TÂCHE 1:
Répondez aux questions suivantes à partir de l'extrait :
(a) De qui Jean-Marc Léger dit-il avoir hérité « le culte de la langue » ?
(b) En quelle année devient-il le premier directeur de l'Office de la langue française du Québec ?
(c) Quel prix reçoit-il en 2005 ?
TÂCHE 2:
Reproduisez fidèlement le passage de l'extrait qui commence par « En 1961, il » et se poursuit jusqu'à « la Fondation Lionel-Groulx. ».

Article d’Antoine Robitaille paru dans Le Devoir du 15 février 2011.

«Très tôt, j’ai eu le sentiment qu’une langue commune pouvait solliciter la solidarité», disait-il en entrevue au Devoir, en 2005. Jean-Marc Léger racontait avoir hérité de ses parents «le culte de la langue»: «Ils souhaitaient que leurs enfants puissent faire les études qu’ils n’avaient pas eu la possibilité de faire. Ils ont réussi. Au collège, je me suis intéressé à toutes les formes d’expression de la langue. Rapidement, j’ai compris qu’elle était importante, non seulement pour ce qu’elle était, mais aussi pour ce qu’elle pouvait incarner.»

En 1961, il fut d’ailleurs le premier directeur de l’Office de la langue française du Québec, créé par Georges-Émile Lapalme. En 2005, d’ailleurs, il reçoit le prix du Québec Georges-Émile-Lapalme, remis annuellement à une «personne ayant contribué de façon exceptionnelle, tout au cours de sa carrière, à la qualité et au rayonnement de la langue française parlée ou écrite». À l’époque, le linguiste Jean-Claude Corbeil soutient que, peu importe les fonctions qu’il a occupées, «Jean-Marc Léger fut l’un de ceux qui ont ouvert la voie, qui ont inventé les instruments de la modernité et de l’ouverture au monde du Québec». Des fonctions, Jean-Marc Léger en a occupé d’innombrables: délégué du Québec à Bruxelles, sous-ministre adjoint aux Relations internationales, à l’Éducation; direction de la Fondation Lionel-Groulx.

DONNÉES AFFICHÉES:
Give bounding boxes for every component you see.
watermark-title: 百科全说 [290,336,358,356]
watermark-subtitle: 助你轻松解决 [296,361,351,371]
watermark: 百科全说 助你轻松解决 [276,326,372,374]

VOTRE RÉPONSE 1:
(a) De ses parents.
(b) En 1961.
(c) Le prix du Québec Georges-Émile-Lapalme.

VOTRE RÉPONSE 2:
En 1961, il fut d’ailleurs le premier directeur de l’Office de la langue française du Québec, créé par Georges-Émile Lapalme. En 2005, d’ailleurs, il reçoit le prix du Québec Georges-Émile-Lapalme, remis annuellement à une «personne ayant contribué de façon exceptionnelle, tout au cours de sa carrière, à la qualité et au rayonnement de la langue française parlée ou écrite». À l’époque, le linguiste Jean-Claude Corbeil soutient que, peu importe les fonctions qu’il a occupées, «Jean-Marc Léger fut l’un de ceux qui ont ouvert la voie, qui ont inventé les instruments de la modernité et de l’ouverture au monde du Québec». Des fonctions, Jean-Marc Léger en a occupé d’innombrables: délégué du Québec à Bruxelles, sous-ministre adjoint aux Relations internationales, à l’Éducation; direction de la Fondation Lionel-Groulx.